▸ What to work on
Leave out the pictures and repeat the data exactly.

---+---

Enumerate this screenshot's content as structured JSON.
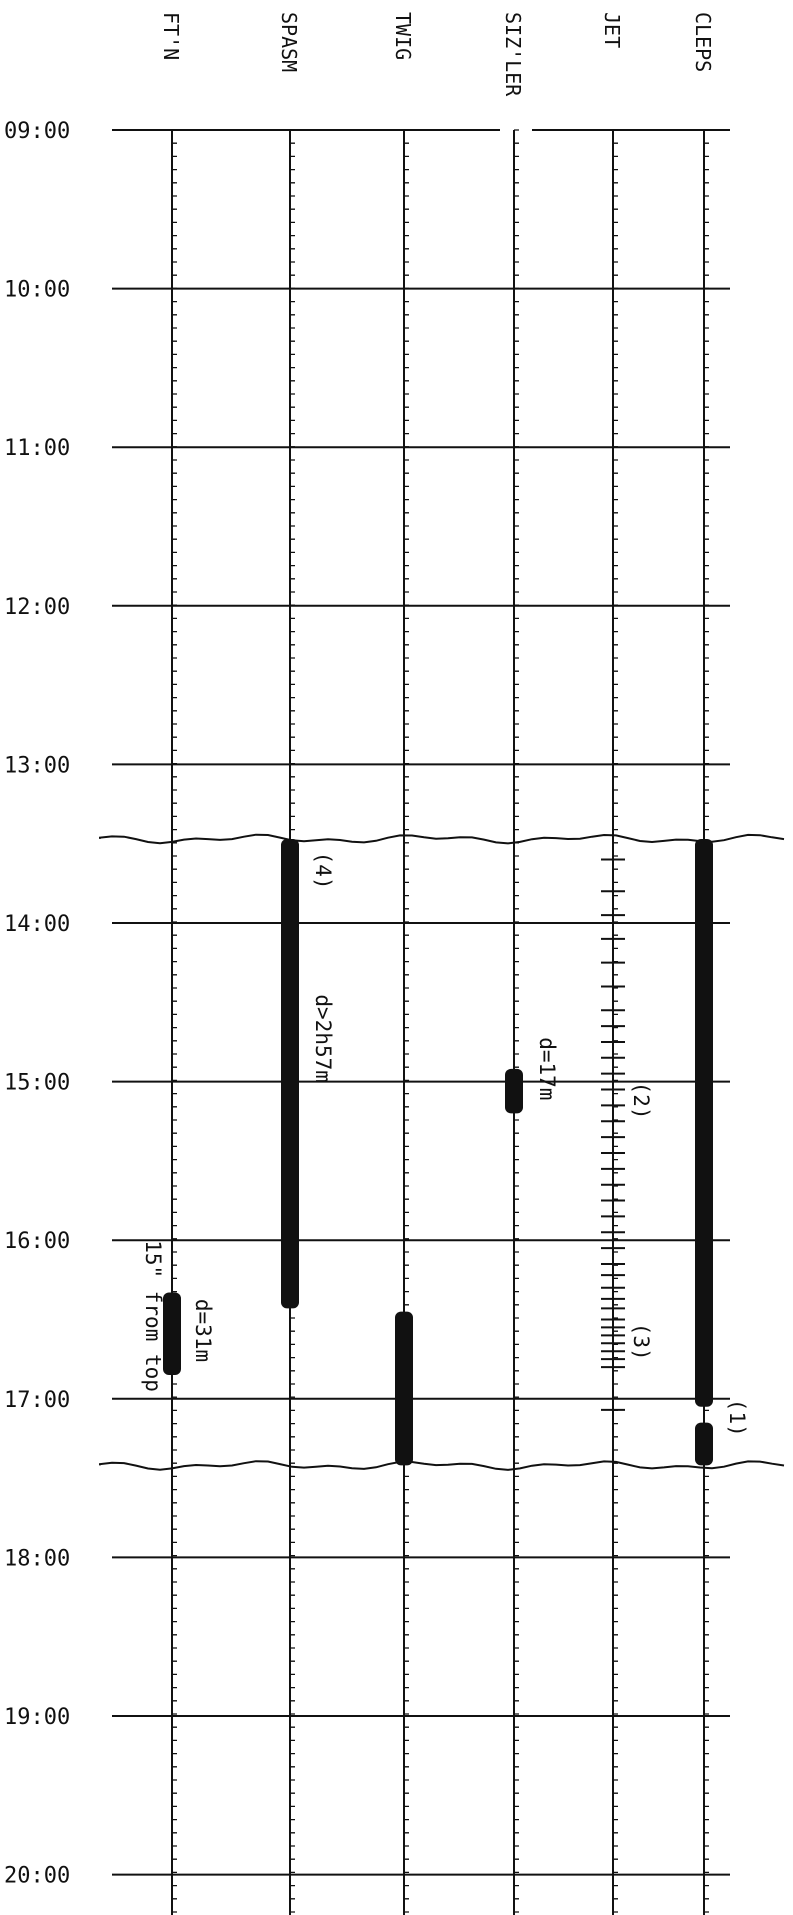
{
  "chart_data": {
    "type": "timeline",
    "time_axis": {
      "labels": [
        "09:00",
        "10:00",
        "11:00",
        "12:00",
        "13:00",
        "14:00",
        "15:00",
        "16:00",
        "17:00",
        "18:00",
        "19:00",
        "20:00"
      ],
      "start_hour": 9,
      "end_hour": 20
    },
    "columns": [
      {
        "id": "ftn",
        "label": "FT'N"
      },
      {
        "id": "spasm",
        "label": "SPASM"
      },
      {
        "id": "twig",
        "label": "TWIG"
      },
      {
        "id": "sizler",
        "label": "SIZ'LER"
      },
      {
        "id": "jet",
        "label": "JET"
      },
      {
        "id": "cleps",
        "label": "CLEPS"
      }
    ],
    "observation_window": {
      "start": 13.47,
      "end": 17.42
    },
    "events": [
      {
        "column": "ftn",
        "start": 16.33,
        "end": 16.85
      },
      {
        "column": "spasm",
        "start": 13.47,
        "end": 16.43
      },
      {
        "column": "twig",
        "start": 16.45,
        "end": 17.42
      },
      {
        "column": "sizler",
        "start": 14.92,
        "end": 15.2
      },
      {
        "column": "cleps",
        "start": 13.47,
        "end": 17.05
      },
      {
        "column": "cleps",
        "start": 17.15,
        "end": 17.42
      }
    ],
    "jet_ticks": [
      13.6,
      13.8,
      13.95,
      14.1,
      14.25,
      14.4,
      14.55,
      14.65,
      14.75,
      14.85,
      14.95,
      15.05,
      15.15,
      15.25,
      15.35,
      15.45,
      15.55,
      15.65,
      15.75,
      15.85,
      15.95,
      16.05,
      16.15,
      16.22,
      16.3,
      16.37,
      16.43,
      16.5,
      16.55,
      16.6,
      16.65,
      16.7,
      16.75,
      16.8,
      17.07
    ],
    "annotations": [
      {
        "id": "ftn-note",
        "text": "15\" from top"
      },
      {
        "id": "ftn-dur",
        "text": "d=31m"
      },
      {
        "id": "spasm-num",
        "text": "(4)"
      },
      {
        "id": "spasm-dur",
        "text": "d>2h57m"
      },
      {
        "id": "sizler-dur",
        "text": "d=17m"
      },
      {
        "id": "jet-num2",
        "text": "(2)"
      },
      {
        "id": "jet-num3",
        "text": "(3)"
      },
      {
        "id": "cleps-num1",
        "text": "(1)"
      }
    ]
  }
}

---+---

▸ Correct result
Enumerate this screenshot's content as structured JSON.
{
  "chart_data": {
    "type": "timeline",
    "time_axis": {
      "labels": [
        "09:00",
        "10:00",
        "11:00",
        "12:00",
        "13:00",
        "14:00",
        "15:00",
        "16:00",
        "17:00",
        "18:00",
        "19:00",
        "20:00"
      ],
      "start_hour": 9,
      "end_hour": 20
    },
    "columns": [
      {
        "id": "ftn",
        "label": "FT'N"
      },
      {
        "id": "spasm",
        "label": "SPASM"
      },
      {
        "id": "twig",
        "label": "TWIG"
      },
      {
        "id": "sizler",
        "label": "SIZ'LER"
      },
      {
        "id": "jet",
        "label": "JET"
      },
      {
        "id": "cleps",
        "label": "CLEPS"
      }
    ],
    "observation_window": {
      "start": 13.47,
      "end": 17.42
    },
    "events": [
      {
        "column": "ftn",
        "start": 16.33,
        "end": 16.85
      },
      {
        "column": "spasm",
        "start": 13.47,
        "end": 16.43
      },
      {
        "column": "twig",
        "start": 16.45,
        "end": 17.42
      },
      {
        "column": "sizler",
        "start": 14.92,
        "end": 15.2
      },
      {
        "column": "cleps",
        "start": 13.47,
        "end": 17.05
      },
      {
        "column": "cleps",
        "start": 17.15,
        "end": 17.42
      }
    ],
    "jet_ticks": [
      13.6,
      13.8,
      13.95,
      14.1,
      14.25,
      14.4,
      14.55,
      14.65,
      14.75,
      14.85,
      14.95,
      15.05,
      15.15,
      15.25,
      15.35,
      15.45,
      15.55,
      15.65,
      15.75,
      15.85,
      15.95,
      16.05,
      16.15,
      16.22,
      16.3,
      16.37,
      16.43,
      16.5,
      16.55,
      16.6,
      16.65,
      16.7,
      16.75,
      16.8,
      17.07
    ],
    "annotations": [
      {
        "id": "ftn-note",
        "text": "15\" from top"
      },
      {
        "id": "ftn-dur",
        "text": "d=31m"
      },
      {
        "id": "spasm-num",
        "text": "(4)"
      },
      {
        "id": "spasm-dur",
        "text": "d>2h57m"
      },
      {
        "id": "sizler-dur",
        "text": "d=17m"
      },
      {
        "id": "jet-num2",
        "text": "(2)"
      },
      {
        "id": "jet-num3",
        "text": "(3)"
      },
      {
        "id": "cleps-num1",
        "text": "(1)"
      }
    ]
  }
}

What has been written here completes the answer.